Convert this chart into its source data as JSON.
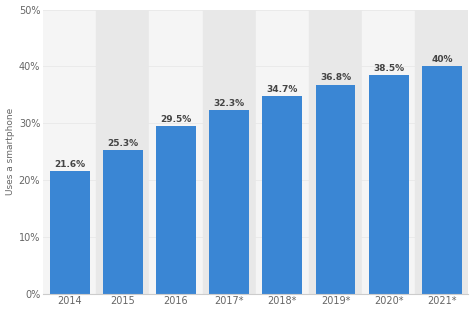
{
  "categories": [
    "2014",
    "2015",
    "2016",
    "2017*",
    "2018*",
    "2019*",
    "2020*",
    "2021*"
  ],
  "values": [
    21.6,
    25.3,
    29.5,
    32.3,
    34.7,
    36.8,
    38.5,
    40.0
  ],
  "labels": [
    "21.6%",
    "25.3%",
    "29.5%",
    "32.3%",
    "34.7%",
    "36.8%",
    "38.5%",
    "40%"
  ],
  "bar_color": "#3a86d4",
  "background_color": "#ffffff",
  "plot_bg_color": "#f5f5f5",
  "ylabel": "Uses a smartphone",
  "ylim": [
    0,
    50
  ],
  "yticks": [
    0,
    10,
    20,
    30,
    40,
    50
  ],
  "ytick_labels": [
    "0%",
    "10%",
    "20%",
    "30%",
    "40%",
    "50%"
  ],
  "grid_color": "#e8e8e8",
  "label_fontsize": 6.5,
  "ylabel_fontsize": 6.5,
  "tick_fontsize": 7.0,
  "bar_width": 0.75,
  "stripe_color": "#e8e8e8",
  "unstripe_color": "#f5f5f5"
}
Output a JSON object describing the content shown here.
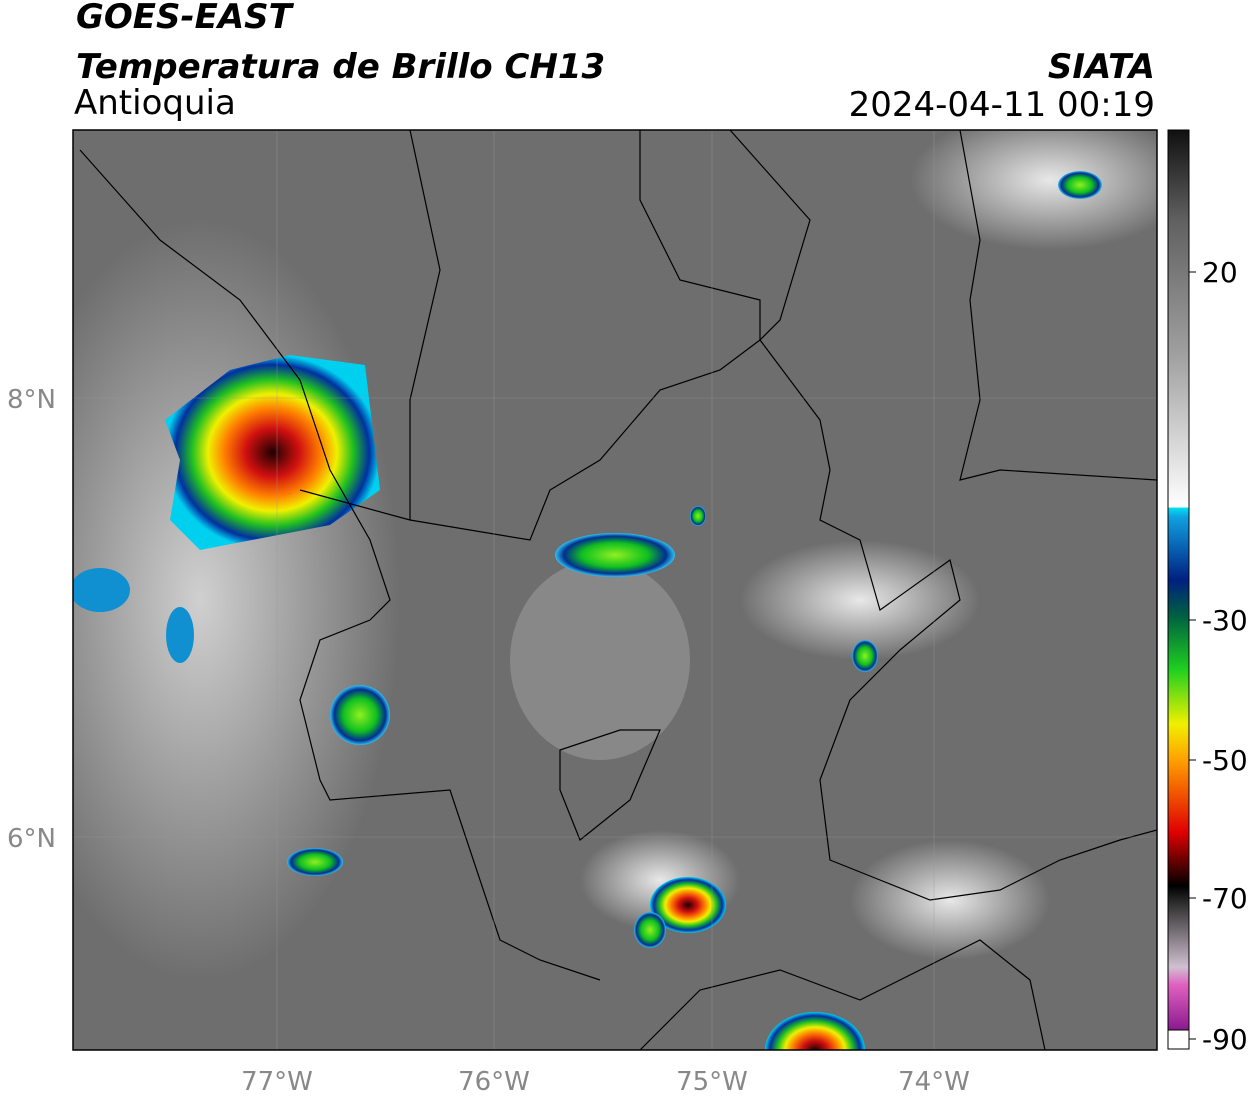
{
  "header": {
    "satellite": "GOES-EAST",
    "product": "Temperatura de Brillo CH13",
    "region": "Antioquia",
    "source": "SIATA",
    "datetime": "2024-04-11 00:19"
  },
  "map": {
    "lat_labels": [
      "8°N",
      "6°N"
    ],
    "lon_labels": [
      "77°W",
      "76°W",
      "75°W",
      "74°W"
    ]
  },
  "colorbar": {
    "ticks": [
      20,
      -30,
      -50,
      -70,
      -90
    ]
  }
}
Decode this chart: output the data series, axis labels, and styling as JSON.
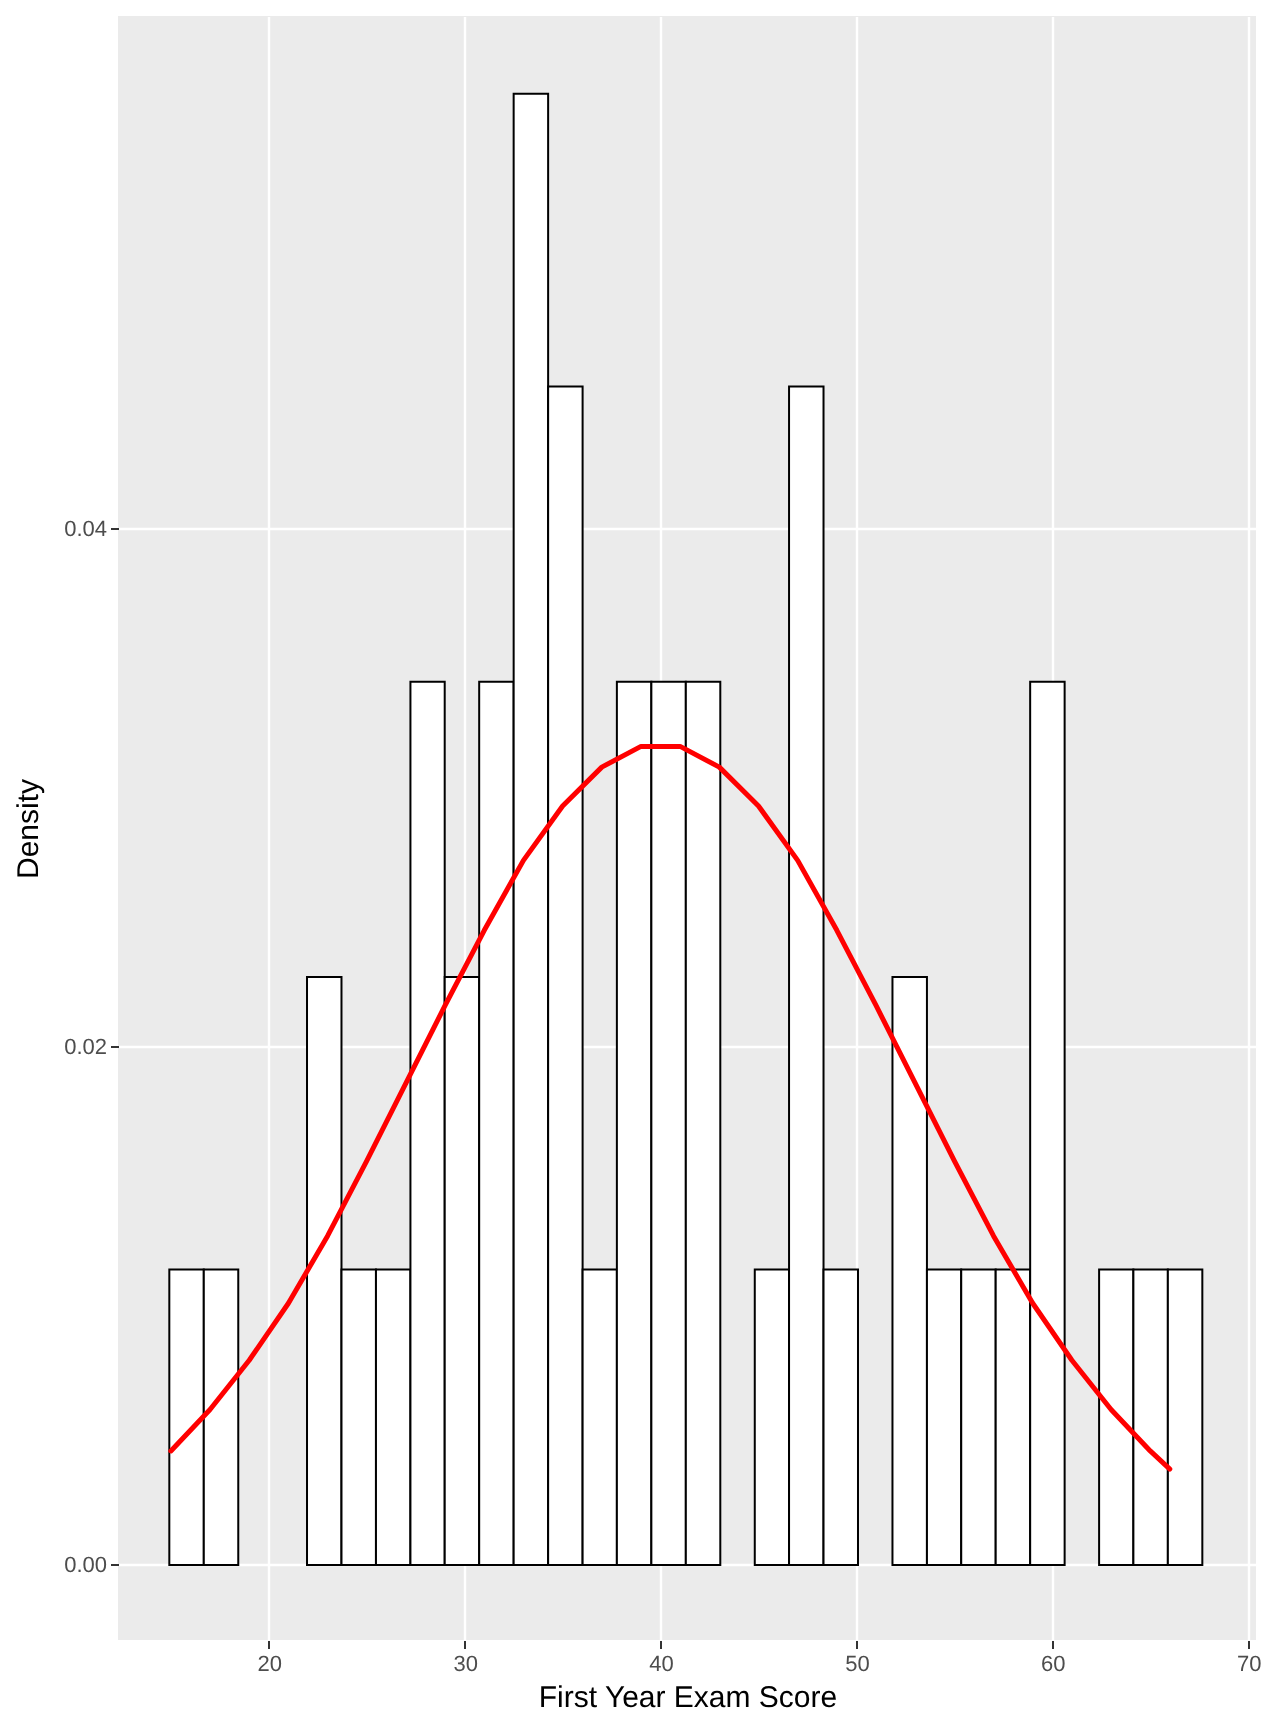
{
  "chart_data": {
    "type": "histogram",
    "xlabel": "First Year Exam Score",
    "ylabel": "Density",
    "bins": [
      14.92,
      16.68,
      18.44,
      20.19,
      21.95,
      23.71,
      25.47,
      27.23,
      28.98,
      30.74,
      32.5,
      34.26,
      36.02,
      37.77,
      39.53,
      41.29,
      43.05,
      44.81,
      46.56,
      48.32,
      50.08,
      51.84,
      53.6,
      55.35,
      57.11,
      58.87,
      60.63,
      62.39,
      64.14,
      65.9,
      67.66
    ],
    "series": [
      {
        "color": "#ffffff",
        "values": [
          0.0114,
          0.0114,
          0,
          0,
          0.0227,
          0.0114,
          0.0114,
          0.0341,
          0.0227,
          0.0341,
          0.0568,
          0.0455,
          0.0114,
          0.0341,
          0.0341,
          0.0341,
          0,
          0.0114,
          0.0455,
          0.0114,
          0,
          0.0227,
          0.0114,
          0.0114,
          0.0114,
          0.0341,
          0,
          0.0114,
          0.0114,
          0.0114
        ]
      },
      {
        "type": "line",
        "color": "#ff0000",
        "x": [
          15,
          17,
          19,
          21,
          23,
          25,
          27,
          29,
          31,
          33,
          35,
          37,
          39,
          41,
          43,
          45,
          47,
          49,
          51,
          53,
          55,
          57,
          59,
          61,
          63,
          65,
          66
        ],
        "values": [
          0.0044,
          0.006,
          0.0079,
          0.0101,
          0.0127,
          0.0156,
          0.0186,
          0.0216,
          0.0245,
          0.0272,
          0.0293,
          0.0308,
          0.0316,
          0.0316,
          0.0308,
          0.0293,
          0.0272,
          0.0245,
          0.0216,
          0.0186,
          0.0156,
          0.0127,
          0.0101,
          0.0079,
          0.006,
          0.0044,
          0.0037
        ]
      }
    ],
    "xlim": [
      12.3,
      70.4
    ],
    "ylim": [
      -0.0029,
      0.0598
    ],
    "xticks": [
      20,
      30,
      40,
      50,
      60,
      70
    ],
    "yticks": [
      {
        "value": 0,
        "label": "0.00"
      },
      0.02,
      0.04
    ],
    "grid": true
  }
}
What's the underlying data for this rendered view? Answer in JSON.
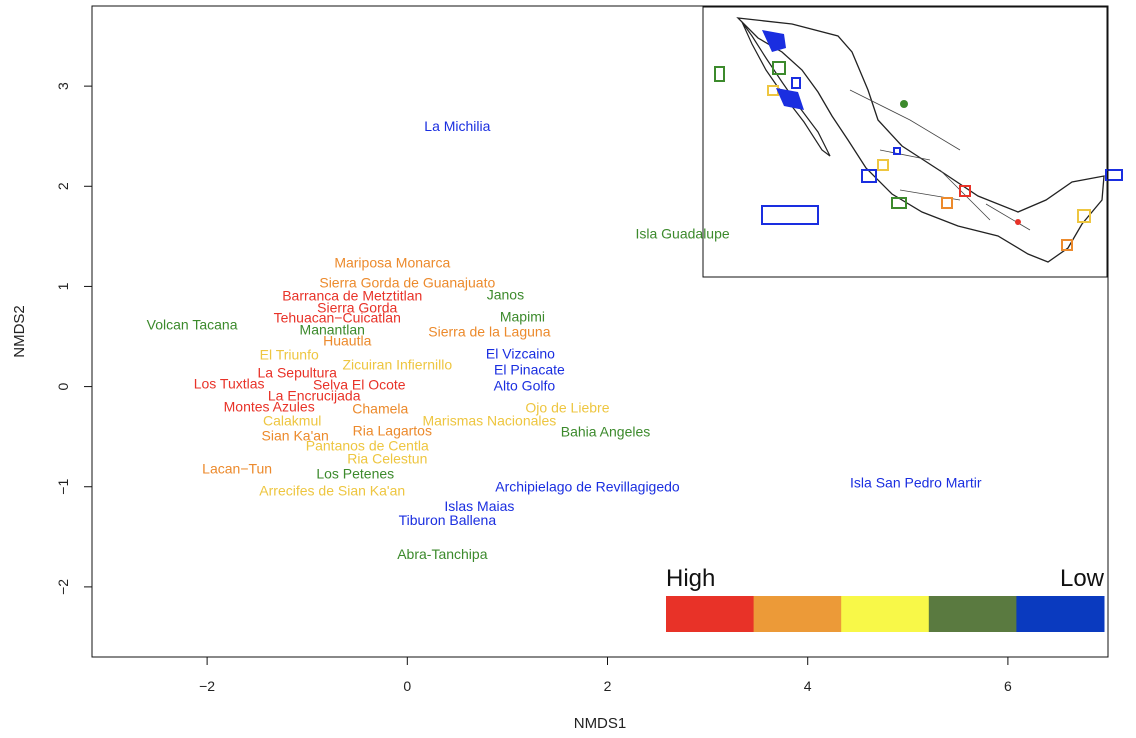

********************

- STATED PROBLEM -
Each line above that includes "this" should be shown.

- SOLUTION BELOW -
Convert this chart into its source data as JSON.
Decode this chart: output the data series, axis labels, and styling as JSON.
What's the underlying data for this rendered view? Answer in JSON.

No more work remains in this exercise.